What is required. Put the lines below into a numbered list, leaving out any blank lines and the pictures.

==== Record list

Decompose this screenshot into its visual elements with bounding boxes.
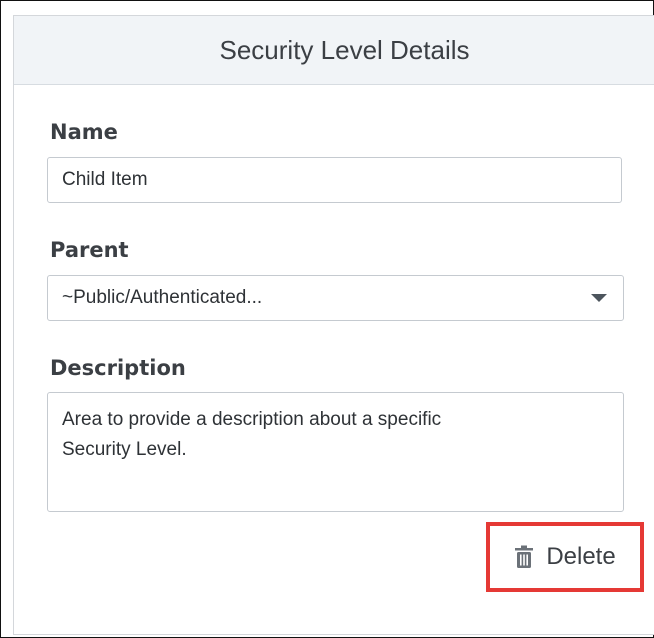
parent-selected-value: ~Public/Authenticated... <box>62 287 263 308</box>
parent-select[interactable]: ~Public/Authenticated... <box>47 275 624 321</box>
delete-button[interactable]: Delete <box>486 522 644 592</box>
panel-title: Security Level Details <box>219 34 470 65</box>
delete-label: Delete <box>546 543 616 570</box>
trash-icon <box>514 545 534 569</box>
parent-label: Parent <box>50 238 129 262</box>
security-level-details-panel: Security Level Details Name Parent ~Publ… <box>13 15 654 635</box>
chevron-down-icon <box>591 294 607 302</box>
window-frame: Security Level Details Name Parent ~Publ… <box>0 0 654 638</box>
description-label: Description <box>50 356 186 380</box>
name-label: Name <box>50 120 118 144</box>
panel-header: Security Level Details <box>14 16 654 85</box>
description-field[interactable]: Area to provide a description about a sp… <box>47 392 624 512</box>
name-field[interactable] <box>47 157 622 203</box>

========

Correct output.
1. Decompose this screenshot into its visual elements with bounding boxes.
2. parent-selected-value: ~Public/Authenticated... <box>62 287 263 308</box>
3. parent-select[interactable]: ~Public/Authenticated... <box>47 275 624 321</box>
4. delete-button[interactable]: Delete <box>486 522 644 592</box>
5. panel-title: Security Level Details <box>219 34 470 65</box>
6. delete-label: Delete <box>546 543 616 570</box>
7. trash-icon <box>514 545 534 569</box>
8. parent-label: Parent <box>50 238 129 262</box>
9. security-level-details-panel: Security Level Details Name Parent ~Publ… <box>13 15 654 635</box>
10. chevron-down-icon <box>591 294 607 302</box>
11. window-frame: Security Level Details Name Parent ~Publ… <box>0 0 654 638</box>
12. description-label: Description <box>50 356 186 380</box>
13. name-label: Name <box>50 120 118 144</box>
14. panel-header: Security Level Details <box>14 16 654 85</box>
15. description-field[interactable]: Area to provide a description about a sp… <box>47 392 624 512</box>
16. name-field[interactable] <box>47 157 622 203</box>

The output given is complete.